◆ **Fragmento del texto**
▬▬▬▬▬▬▬▬▬▬

Los correos electrónicos siguen siendo una de las vías de ataque más utilizadas por los ciberdelincuentes. Sin embargo, la sofisticación del uso de inteligencia artificial (IA) elevó el nivel de estas estafas, conocidas como phishing, al punto de hacerlas mucho más difíciles de identificar. Tanto usuarios individuales como empresas se han convertido en blanco de estas campañas.
De los errores a un engaño perfecto
Hasta hace poco, muchos correos falsos podían reconocerse por faltas de ortografía, enlaces sospechosos o peticiones extrañas. Esas señales de alerta hoy son menos frecuentes: la IA permite redactar mensajes impecables, convincentes y adaptados al lenguaje empresarial, lo que aumenta el riesgo de caer en la trampa.

Según un informe de Microsoft, se detectó una campaña en la que los atacantes usaron cuentas comprometidas de pequeñas empresas para enviar notificaciones falsas. Estas aparentaban ser mensajes legítimos de uso compartido de archivos y buscaban que las víctimas entregaran sus datos de acceso.
El rol de los archivos SVG disfrazados de PDF
Una de las estrategias más novedosas consiste en enviar archivos adjuntos con extensión SVG (gráficos vectoriales escalables), que se camuflan como PDF para eludir los filtros de seguridad.
Estos archivos, que normalmente sirven para mostrar imágenes en la web, pueden contener scripts ocultos en JavaScript. En la campaña detectada, el código estaba disfrazado con términos propios del mundo financiero -como ingresos, acciones u operaciones-, que simulaban ser metadatos de un gráfico de negocios.
Aunque el archivo parecía un simple gráfico vacío, en realidad redirigía al usuario a una página falsa. Allí, tras resolver un CAPTCHA diseñado para generar confianza, se presentaba un formulario de inicio de sesión con el fin de robar credenciales.

Cómo identificar estos correos maliciosos
Si bien las estafas con IA son más difíciles de detectar, los especialistas recomiendan estar atentos a ciertas señales:
- Archivos sospechosos: recibir un SVG que intenta hacerse pasar por un PDF es una alerta inmediata.
- Direcciones y BCC: los atacantes suelen enviarse a sí mismos el correo o incluir a las víctimas en copia oculta.
- Redirecciones externas: un archivo legítimo no debería llevar a páginas fuera del entorno seguro ni pedir CAPTCHA inesperados.
- Solicitudes de credenciales inusuales: las empresas serias no piden reingresar contraseñas por correos no solicitados.
- Cambios de comportamiento en las herramientas: aparición de gráficos vacíos, mensajes extraños o procesos atípicos son signos de posible fraude.

▬▬▬▬▬▬▬▬▬▬

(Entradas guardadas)
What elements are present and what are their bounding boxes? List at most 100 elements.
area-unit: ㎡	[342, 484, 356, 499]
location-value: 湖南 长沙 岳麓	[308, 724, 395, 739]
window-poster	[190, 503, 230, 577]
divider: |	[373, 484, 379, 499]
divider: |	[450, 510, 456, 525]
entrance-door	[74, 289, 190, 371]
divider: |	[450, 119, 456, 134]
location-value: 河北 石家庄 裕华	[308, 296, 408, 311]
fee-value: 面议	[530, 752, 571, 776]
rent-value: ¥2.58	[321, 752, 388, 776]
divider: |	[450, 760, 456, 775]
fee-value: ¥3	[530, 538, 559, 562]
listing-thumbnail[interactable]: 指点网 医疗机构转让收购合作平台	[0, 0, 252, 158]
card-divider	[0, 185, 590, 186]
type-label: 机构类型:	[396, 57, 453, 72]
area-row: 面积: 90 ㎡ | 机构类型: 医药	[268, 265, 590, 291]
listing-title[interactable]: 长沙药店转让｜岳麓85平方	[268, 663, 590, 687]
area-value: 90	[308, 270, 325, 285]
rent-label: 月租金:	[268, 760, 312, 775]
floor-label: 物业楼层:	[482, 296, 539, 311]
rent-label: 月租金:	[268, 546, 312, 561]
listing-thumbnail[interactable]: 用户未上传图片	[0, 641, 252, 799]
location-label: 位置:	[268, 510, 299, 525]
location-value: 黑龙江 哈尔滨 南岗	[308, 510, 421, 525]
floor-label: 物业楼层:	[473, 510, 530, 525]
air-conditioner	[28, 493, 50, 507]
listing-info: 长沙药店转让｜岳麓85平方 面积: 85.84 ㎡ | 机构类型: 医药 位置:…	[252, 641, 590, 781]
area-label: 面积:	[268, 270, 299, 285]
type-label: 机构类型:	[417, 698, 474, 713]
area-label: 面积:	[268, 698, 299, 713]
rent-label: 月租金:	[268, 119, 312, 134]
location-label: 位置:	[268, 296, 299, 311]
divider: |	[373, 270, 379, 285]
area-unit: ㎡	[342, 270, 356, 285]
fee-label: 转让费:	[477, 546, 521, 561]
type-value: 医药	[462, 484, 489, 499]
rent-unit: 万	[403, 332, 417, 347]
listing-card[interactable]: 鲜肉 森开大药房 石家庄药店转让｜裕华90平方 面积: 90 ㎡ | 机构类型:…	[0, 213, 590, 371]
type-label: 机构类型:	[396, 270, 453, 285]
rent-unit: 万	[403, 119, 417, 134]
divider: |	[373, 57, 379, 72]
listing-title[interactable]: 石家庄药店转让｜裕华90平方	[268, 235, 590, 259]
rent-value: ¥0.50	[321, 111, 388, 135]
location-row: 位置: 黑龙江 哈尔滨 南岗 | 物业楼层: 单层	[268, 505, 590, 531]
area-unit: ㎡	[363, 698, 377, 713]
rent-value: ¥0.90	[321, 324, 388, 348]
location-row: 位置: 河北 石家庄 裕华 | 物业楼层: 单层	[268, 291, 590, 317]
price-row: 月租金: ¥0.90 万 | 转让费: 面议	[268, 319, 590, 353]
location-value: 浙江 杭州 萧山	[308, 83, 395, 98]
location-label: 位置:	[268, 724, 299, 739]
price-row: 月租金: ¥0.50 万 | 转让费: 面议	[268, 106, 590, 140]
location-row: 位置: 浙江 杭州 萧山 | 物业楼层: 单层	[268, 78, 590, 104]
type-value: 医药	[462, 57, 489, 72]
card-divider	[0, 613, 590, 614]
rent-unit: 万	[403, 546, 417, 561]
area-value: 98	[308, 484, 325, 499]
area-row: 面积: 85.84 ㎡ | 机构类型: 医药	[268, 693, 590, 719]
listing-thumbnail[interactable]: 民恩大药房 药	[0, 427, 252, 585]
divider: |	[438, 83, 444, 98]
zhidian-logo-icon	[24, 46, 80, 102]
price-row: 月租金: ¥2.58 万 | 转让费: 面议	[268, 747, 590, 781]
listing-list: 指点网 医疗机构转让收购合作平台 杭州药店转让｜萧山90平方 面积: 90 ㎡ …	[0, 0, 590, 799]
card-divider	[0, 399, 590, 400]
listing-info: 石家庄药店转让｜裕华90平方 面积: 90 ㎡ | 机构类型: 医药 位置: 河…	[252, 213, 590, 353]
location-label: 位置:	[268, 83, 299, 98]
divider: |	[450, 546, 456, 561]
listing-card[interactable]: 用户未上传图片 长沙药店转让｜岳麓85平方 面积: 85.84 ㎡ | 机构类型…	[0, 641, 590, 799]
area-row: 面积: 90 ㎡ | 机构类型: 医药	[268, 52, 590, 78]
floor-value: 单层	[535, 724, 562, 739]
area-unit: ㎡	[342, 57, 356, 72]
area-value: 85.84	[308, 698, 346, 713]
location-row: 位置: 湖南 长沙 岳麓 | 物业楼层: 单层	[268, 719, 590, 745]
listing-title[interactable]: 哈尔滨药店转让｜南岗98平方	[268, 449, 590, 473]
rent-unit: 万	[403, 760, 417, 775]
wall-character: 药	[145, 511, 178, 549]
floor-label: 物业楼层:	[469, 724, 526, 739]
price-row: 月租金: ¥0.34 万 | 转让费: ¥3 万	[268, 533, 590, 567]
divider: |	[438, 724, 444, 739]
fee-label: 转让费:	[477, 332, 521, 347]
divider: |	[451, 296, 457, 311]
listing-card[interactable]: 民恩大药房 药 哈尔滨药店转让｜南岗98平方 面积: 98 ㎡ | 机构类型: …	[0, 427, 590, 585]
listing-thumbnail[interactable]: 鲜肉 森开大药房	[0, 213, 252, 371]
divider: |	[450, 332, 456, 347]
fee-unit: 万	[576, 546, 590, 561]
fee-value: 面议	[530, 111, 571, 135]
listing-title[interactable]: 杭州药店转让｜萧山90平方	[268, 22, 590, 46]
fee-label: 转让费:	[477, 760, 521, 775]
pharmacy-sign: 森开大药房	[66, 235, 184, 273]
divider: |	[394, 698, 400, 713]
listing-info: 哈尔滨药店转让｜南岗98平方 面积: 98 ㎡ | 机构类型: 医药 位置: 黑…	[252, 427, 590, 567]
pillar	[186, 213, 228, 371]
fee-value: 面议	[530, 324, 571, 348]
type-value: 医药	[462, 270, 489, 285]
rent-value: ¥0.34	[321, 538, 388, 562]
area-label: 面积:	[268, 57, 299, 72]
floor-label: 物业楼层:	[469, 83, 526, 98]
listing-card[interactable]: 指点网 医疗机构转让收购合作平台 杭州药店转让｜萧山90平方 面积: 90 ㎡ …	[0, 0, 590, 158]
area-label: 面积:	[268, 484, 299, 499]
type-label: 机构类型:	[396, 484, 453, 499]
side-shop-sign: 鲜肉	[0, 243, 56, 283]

▬▬▬▬▬▬▬▬▬▬

◆ **Objetivo de la tarea**
Responda estas preguntas sobre el texto del phishing con IA:
(a) ¿Qué señales permitían hasta hace poco reconocer muchos correos falsos?
(b) ¿Qué cuentas usaron los atacantes en la campaña descrita en el informe de Microsoft?
(c) ¿Qué se presentaba en la página falsa después de resolver el CAPTCHA?
Los registros son un material independiente del texto.

◆ **Respuesta**
(a) Faltas de ortografía, enlaces sospechosos o peticiones extrañas.
(b) Cuentas comprometidas de pequeñas empresas.
(c) Un formulario de inicio de sesión con el fin de robar credenciales.